Instruction:
Records follow. Pull out every line that contains "palanca".

Data for this exercise:
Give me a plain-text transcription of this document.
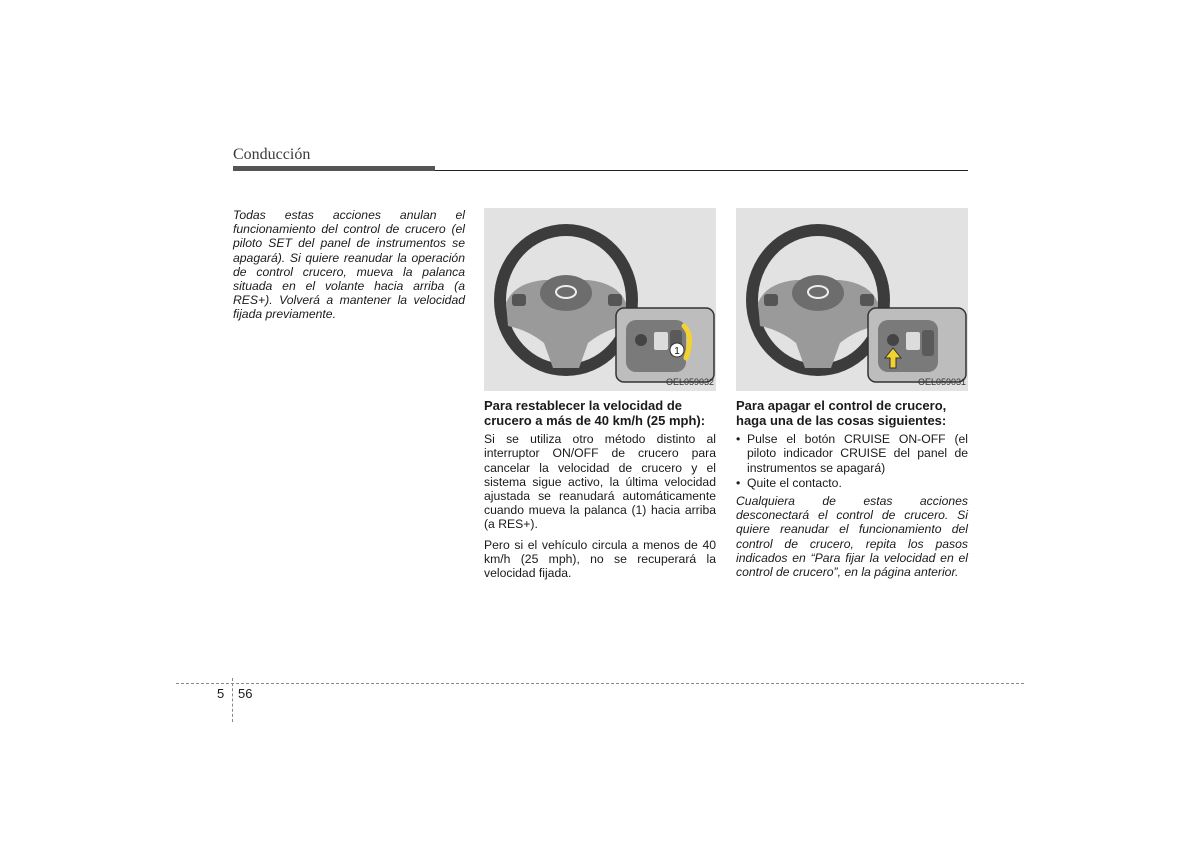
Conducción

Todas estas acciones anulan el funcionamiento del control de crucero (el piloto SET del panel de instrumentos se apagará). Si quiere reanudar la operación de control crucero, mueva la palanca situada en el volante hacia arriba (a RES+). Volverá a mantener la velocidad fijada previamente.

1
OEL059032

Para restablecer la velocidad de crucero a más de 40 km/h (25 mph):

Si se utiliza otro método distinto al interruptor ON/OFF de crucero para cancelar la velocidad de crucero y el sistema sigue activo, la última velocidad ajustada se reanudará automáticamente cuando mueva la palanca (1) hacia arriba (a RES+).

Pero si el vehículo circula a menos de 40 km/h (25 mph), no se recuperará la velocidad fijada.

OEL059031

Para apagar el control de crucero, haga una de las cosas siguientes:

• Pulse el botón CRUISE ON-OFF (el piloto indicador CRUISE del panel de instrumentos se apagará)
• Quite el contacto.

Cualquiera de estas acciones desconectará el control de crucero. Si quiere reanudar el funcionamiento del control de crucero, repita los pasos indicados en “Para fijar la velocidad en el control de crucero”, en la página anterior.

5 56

==

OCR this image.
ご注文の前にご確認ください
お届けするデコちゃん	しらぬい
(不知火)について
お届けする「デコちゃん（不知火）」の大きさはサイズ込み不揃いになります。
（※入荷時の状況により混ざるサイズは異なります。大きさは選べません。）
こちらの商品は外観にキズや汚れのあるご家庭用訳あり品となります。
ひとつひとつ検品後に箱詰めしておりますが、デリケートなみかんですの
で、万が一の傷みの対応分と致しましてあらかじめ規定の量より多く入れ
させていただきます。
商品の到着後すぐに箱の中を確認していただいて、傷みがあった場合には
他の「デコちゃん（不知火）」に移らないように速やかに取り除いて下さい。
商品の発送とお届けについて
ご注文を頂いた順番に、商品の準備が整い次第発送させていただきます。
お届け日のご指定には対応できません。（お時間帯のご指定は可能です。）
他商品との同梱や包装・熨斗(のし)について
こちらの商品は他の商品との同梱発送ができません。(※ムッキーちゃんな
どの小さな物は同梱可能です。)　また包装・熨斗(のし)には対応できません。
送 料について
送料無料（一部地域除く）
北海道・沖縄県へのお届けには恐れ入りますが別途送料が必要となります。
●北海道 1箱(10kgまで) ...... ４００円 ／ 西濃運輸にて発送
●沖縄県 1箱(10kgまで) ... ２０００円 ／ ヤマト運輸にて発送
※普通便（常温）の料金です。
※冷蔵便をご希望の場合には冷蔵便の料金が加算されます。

The completed task:
Todas estas acciones anulan el funcionamiento del control de crucero (el piloto SET del panel de instrumentos se apagará). Si quiere reanudar la operación de control crucero, mueva la palanca situada en el volante hacia arriba (a RES+). Volverá a mantener la velocidad fijada previamente.
Si se utiliza otro método distinto al interruptor ON/OFF de crucero para cancelar la velocidad de crucero y el sistema sigue activo, la última velocidad ajustada se reanudará automáticamente cuando mueva la palanca (1) hacia arriba (a RES+).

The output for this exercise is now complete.